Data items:
━━━━━━━━━━━━━━━━━━━━━━━━━━━━━━
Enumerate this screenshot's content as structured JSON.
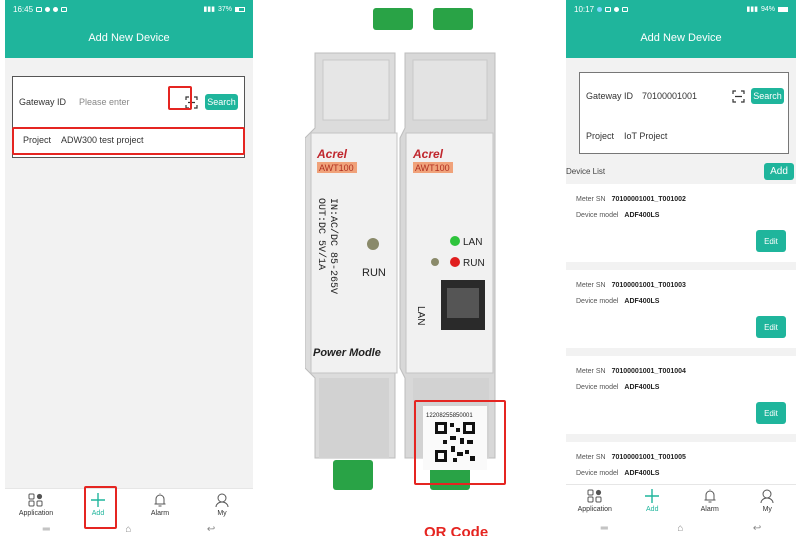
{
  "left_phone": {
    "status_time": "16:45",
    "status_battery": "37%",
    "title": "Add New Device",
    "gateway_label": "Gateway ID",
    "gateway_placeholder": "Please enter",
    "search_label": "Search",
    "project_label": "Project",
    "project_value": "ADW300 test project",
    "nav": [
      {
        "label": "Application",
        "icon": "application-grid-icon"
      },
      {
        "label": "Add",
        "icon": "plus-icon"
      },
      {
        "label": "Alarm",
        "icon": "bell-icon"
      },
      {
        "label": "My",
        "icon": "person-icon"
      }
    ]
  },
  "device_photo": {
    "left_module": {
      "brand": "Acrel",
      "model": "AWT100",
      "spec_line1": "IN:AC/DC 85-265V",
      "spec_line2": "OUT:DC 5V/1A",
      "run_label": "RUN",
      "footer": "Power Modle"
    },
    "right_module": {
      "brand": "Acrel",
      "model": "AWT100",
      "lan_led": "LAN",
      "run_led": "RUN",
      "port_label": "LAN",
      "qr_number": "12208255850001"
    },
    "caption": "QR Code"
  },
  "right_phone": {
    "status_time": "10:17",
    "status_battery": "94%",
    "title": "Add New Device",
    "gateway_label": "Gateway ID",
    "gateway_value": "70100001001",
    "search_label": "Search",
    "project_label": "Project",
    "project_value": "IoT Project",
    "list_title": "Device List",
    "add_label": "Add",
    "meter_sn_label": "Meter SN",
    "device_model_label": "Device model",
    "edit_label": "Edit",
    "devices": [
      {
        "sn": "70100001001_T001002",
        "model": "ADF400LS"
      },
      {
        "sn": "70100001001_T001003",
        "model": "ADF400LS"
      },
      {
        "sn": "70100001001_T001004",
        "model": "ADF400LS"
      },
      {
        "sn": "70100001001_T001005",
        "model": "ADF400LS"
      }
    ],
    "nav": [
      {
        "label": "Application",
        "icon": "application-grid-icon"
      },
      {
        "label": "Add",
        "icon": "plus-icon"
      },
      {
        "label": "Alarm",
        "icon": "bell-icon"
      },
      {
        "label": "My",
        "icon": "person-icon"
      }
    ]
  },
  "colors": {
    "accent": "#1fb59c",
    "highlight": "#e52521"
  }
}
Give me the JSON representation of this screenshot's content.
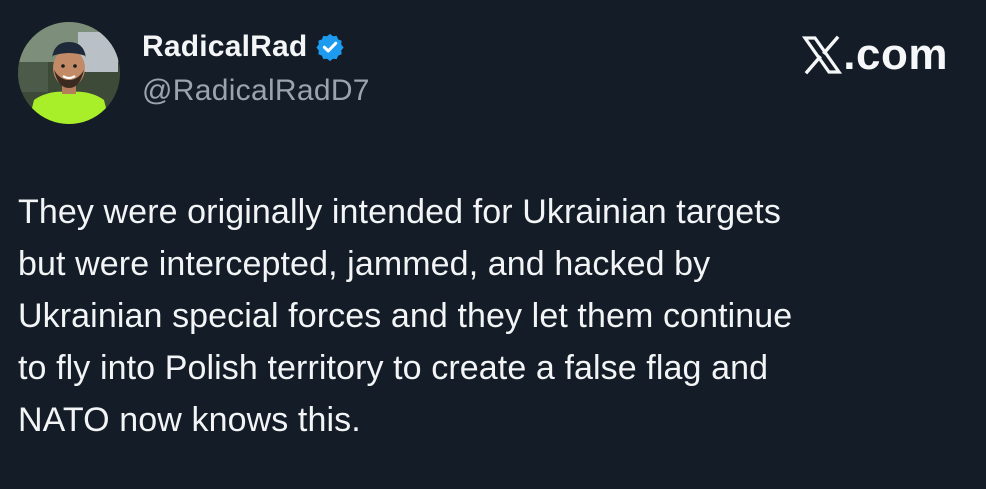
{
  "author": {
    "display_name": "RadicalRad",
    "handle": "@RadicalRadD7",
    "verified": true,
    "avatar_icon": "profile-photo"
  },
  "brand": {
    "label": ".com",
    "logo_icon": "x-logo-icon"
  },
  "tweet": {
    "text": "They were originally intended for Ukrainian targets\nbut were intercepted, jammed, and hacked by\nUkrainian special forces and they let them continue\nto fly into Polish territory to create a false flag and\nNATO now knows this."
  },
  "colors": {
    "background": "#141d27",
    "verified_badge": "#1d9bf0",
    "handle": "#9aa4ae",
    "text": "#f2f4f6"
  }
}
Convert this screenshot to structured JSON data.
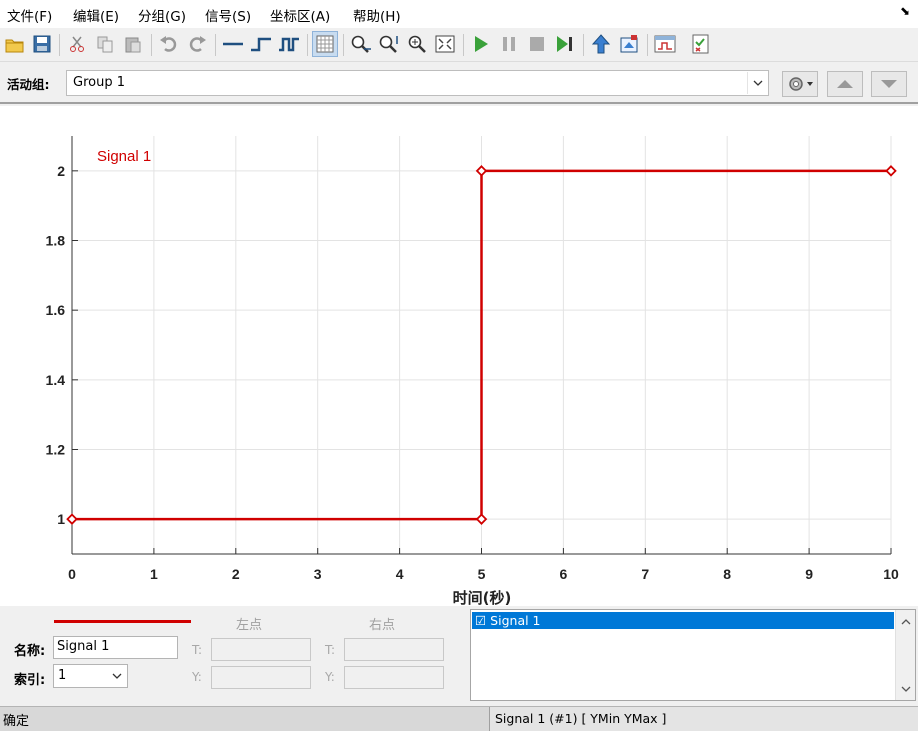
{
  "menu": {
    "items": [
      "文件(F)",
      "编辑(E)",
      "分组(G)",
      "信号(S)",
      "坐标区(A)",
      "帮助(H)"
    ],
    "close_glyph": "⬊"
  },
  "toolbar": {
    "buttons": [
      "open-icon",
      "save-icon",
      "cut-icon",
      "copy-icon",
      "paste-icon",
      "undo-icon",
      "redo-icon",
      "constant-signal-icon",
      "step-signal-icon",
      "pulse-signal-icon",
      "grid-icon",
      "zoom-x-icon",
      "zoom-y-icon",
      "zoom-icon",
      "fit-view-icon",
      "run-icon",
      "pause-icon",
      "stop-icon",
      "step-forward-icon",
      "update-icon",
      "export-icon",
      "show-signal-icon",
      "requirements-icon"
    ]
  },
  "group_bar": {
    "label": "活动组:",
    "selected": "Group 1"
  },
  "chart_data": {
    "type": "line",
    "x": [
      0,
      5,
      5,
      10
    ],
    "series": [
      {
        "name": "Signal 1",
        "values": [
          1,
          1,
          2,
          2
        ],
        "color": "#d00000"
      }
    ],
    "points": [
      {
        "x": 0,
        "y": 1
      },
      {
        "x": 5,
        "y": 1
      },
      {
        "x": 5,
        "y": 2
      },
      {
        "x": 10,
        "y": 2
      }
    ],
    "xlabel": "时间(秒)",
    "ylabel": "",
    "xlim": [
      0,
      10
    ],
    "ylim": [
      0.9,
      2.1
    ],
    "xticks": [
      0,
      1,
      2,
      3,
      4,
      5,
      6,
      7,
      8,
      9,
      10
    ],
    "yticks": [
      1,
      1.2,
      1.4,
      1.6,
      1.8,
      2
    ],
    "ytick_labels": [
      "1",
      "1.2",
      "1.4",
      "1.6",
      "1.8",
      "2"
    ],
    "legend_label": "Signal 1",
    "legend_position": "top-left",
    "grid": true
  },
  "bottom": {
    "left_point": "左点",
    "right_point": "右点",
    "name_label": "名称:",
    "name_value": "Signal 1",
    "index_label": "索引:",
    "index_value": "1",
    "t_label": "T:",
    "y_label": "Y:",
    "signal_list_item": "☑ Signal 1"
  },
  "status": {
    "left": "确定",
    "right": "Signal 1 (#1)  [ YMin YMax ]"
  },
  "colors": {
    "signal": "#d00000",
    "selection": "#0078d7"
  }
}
━━━━━━━━━━━━━━━━━━━━━━━━━━━━━━
DO THIS
Reproduce each record above by retyping it exactly; omit all images.

ANSWER TO THIS PROBLEM
Enumerate this screenshot's content as structured JSON.
{
  "left_phone": {
    "status_time": "16:45",
    "status_battery": "37%",
    "title": "Add New Device",
    "gateway_label": "Gateway ID",
    "gateway_placeholder": "Please enter",
    "search_label": "Search",
    "project_label": "Project",
    "project_value": "ADW300 test project",
    "nav": [
      {
        "label": "Application",
        "icon": "application-grid-icon"
      },
      {
        "label": "Add",
        "icon": "plus-icon"
      },
      {
        "label": "Alarm",
        "icon": "bell-icon"
      },
      {
        "label": "My",
        "icon": "person-icon"
      }
    ]
  },
  "device_photo": {
    "left_module": {
      "brand": "Acrel",
      "model": "AWT100",
      "spec_line1": "IN:AC/DC 85-265V",
      "spec_line2": "OUT:DC 5V/1A",
      "run_label": "RUN",
      "footer": "Power Modle"
    },
    "right_module": {
      "brand": "Acrel",
      "model": "AWT100",
      "lan_led": "LAN",
      "run_led": "RUN",
      "port_label": "LAN",
      "qr_number": "12208255850001"
    },
    "caption": "QR Code"
  },
  "right_phone": {
    "status_time": "10:17",
    "status_battery": "94%",
    "title": "Add New Device",
    "gateway_label": "Gateway ID",
    "gateway_value": "70100001001",
    "search_label": "Search",
    "project_label": "Project",
    "project_value": "IoT Project",
    "list_title": "Device List",
    "add_label": "Add",
    "meter_sn_label": "Meter SN",
    "device_model_label": "Device model",
    "edit_label": "Edit",
    "devices": [
      {
        "sn": "70100001001_T001002",
        "model": "ADF400LS"
      },
      {
        "sn": "70100001001_T001003",
        "model": "ADF400LS"
      },
      {
        "sn": "70100001001_T001004",
        "model": "ADF400LS"
      },
      {
        "sn": "70100001001_T001005",
        "model": "ADF400LS"
      }
    ],
    "nav": [
      {
        "label": "Application",
        "icon": "application-grid-icon"
      },
      {
        "label": "Add",
        "icon": "plus-icon"
      },
      {
        "label": "Alarm",
        "icon": "bell-icon"
      },
      {
        "label": "My",
        "icon": "person-icon"
      }
    ]
  },
  "colors": {
    "accent": "#1fb59c",
    "highlight": "#e52521"
  }
}
Give me the JSON representation of this screenshot's content.
{
  "author": {
    "display_name": "RadicalRad",
    "handle": "@RadicalRadD7",
    "verified": true,
    "avatar_icon": "profile-photo"
  },
  "brand": {
    "label": ".com",
    "logo_icon": "x-logo-icon"
  },
  "tweet": {
    "text": "They were originally intended for Ukrainian targets\nbut were intercepted, jammed, and hacked by\nUkrainian special forces and they let them continue\nto fly into Polish territory to create a false flag and\nNATO now knows this."
  },
  "colors": {
    "background": "#141d27",
    "verified_badge": "#1d9bf0",
    "handle": "#9aa4ae",
    "text": "#f2f4f6"
  }
}
Convert this screenshot to structured JSON data.
{
  "menu": {
    "items": [
      "文件(F)",
      "编辑(E)",
      "分组(G)",
      "信号(S)",
      "坐标区(A)",
      "帮助(H)"
    ],
    "close_glyph": "⬊"
  },
  "toolbar": {
    "buttons": [
      "open-icon",
      "save-icon",
      "cut-icon",
      "copy-icon",
      "paste-icon",
      "undo-icon",
      "redo-icon",
      "constant-signal-icon",
      "step-signal-icon",
      "pulse-signal-icon",
      "grid-icon",
      "zoom-x-icon",
      "zoom-y-icon",
      "zoom-icon",
      "fit-view-icon",
      "run-icon",
      "pause-icon",
      "stop-icon",
      "step-forward-icon",
      "update-icon",
      "export-icon",
      "show-signal-icon",
      "requirements-icon"
    ]
  },
  "group_bar": {
    "label": "活动组:",
    "selected": "Group 1"
  },
  "chart_data": {
    "type": "line",
    "x": [
      0,
      5,
      5,
      10
    ],
    "series": [
      {
        "name": "Signal 1",
        "values": [
          1,
          1,
          2,
          2
        ],
        "color": "#d00000"
      }
    ],
    "points": [
      {
        "x": 0,
        "y": 1
      },
      {
        "x": 5,
        "y": 1
      },
      {
        "x": 5,
        "y": 2
      },
      {
        "x": 10,
        "y": 2
      }
    ],
    "xlabel": "时间(秒)",
    "ylabel": "",
    "xlim": [
      0,
      10
    ],
    "ylim": [
      0.9,
      2.1
    ],
    "xticks": [
      0,
      1,
      2,
      3,
      4,
      5,
      6,
      7,
      8,
      9,
      10
    ],
    "yticks": [
      1,
      1.2,
      1.4,
      1.6,
      1.8,
      2
    ],
    "ytick_labels": [
      "1",
      "1.2",
      "1.4",
      "1.6",
      "1.8",
      "2"
    ],
    "legend_label": "Signal 1",
    "legend_position": "top-left",
    "grid": true
  },
  "bottom": {
    "left_point": "左点",
    "right_point": "右点",
    "name_label": "名称:",
    "name_value": "Signal 1",
    "index_label": "索引:",
    "index_value": "1",
    "t_label": "T:",
    "y_label": "Y:",
    "signal_list_item": "☑ Signal 1"
  },
  "status": {
    "left": "确定",
    "right": "Signal 1 (#1)  [ YMin YMax ]"
  },
  "colors": {
    "signal": "#d00000",
    "selection": "#0078d7"
  }
}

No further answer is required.